> Written instruction: Continue the commentary below on Lady Min and Crown Prince Hwan, picking up right after its final sentence.

> Source:
++++
Lady Min (Jeon So Nee) is smart and resourceful. I am already looking forward to see her solve her family's murder and how it's connected to whoever is threatening Crown Prince Hwan (Park HyungSik).
As we learn about the Crown Prince’s true face and insecurities, Lady Min proves to be an outstanding and wise adviser. Now that it has been stablished their enemies are probably the same, I think they will be a force to be reckoned with.
I'm keeping my eye on Sergeant Han Sung-on (Yun Jong Seok) and Lord Kim Myung-jin (Lee Tae Sun). I don't think they are directly involved in the murder of Lady Min's family or the threats to the Crown Prince but perhaps their families are since their respective fathers are Ministers.
I think Lee Hwan wants to trust Sergeant Han but since becoming the Crown Prince it has become difficult to do so, even if he is a childhood friend, because of whom his father is. I admit Minister Han (Cho Seong-ha) is cryptic AF. He looks like ally but is he?
++++
> Material:
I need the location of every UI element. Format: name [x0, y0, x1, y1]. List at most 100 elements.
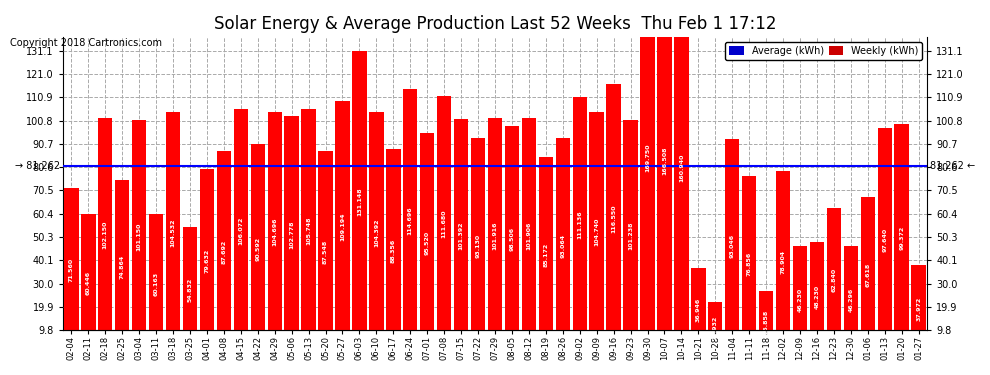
++++
> Exercise output:
If Minister Han is working against Crown Prince Hwan, it would make sense that he would send someone to kill Governor Min to keep the letter secret and since his son was engaged to their daughter, it would give him opportunity. But, what would be his reason to depose Hwan?
Minister Jo (Jung Woong in) seems like the obvious choice. He’s not trying to hide his dislike for Crown Prince Hwan and wants to depose him to put his own nephew in his place and take control. I think he might be some kind of red herring to distracts from the real person moving all the pieces.
I also don’t trust the Queen (Hong Soo-hyun). I think she might be playing the long game to get her way through her uncle’s machiavellian ways.
Meanwhile I can’t read Minister Kim (Son Byung Ho) at all. I am pretty sure he will become a bigger player later in the story but I’m still not sure for which side. I hope the drama shows a little more of him at court and his relationship with his son.
Crown Prince's bodyguard Tae Gang (Heo Won So) and Lady in waiting Jang Garam (Pyo Yejin) both seem pure and loyal. I am already praying nothing happens to them through the course of this drama because my spidey senses tell me main character is dying in Our Blooming Youth.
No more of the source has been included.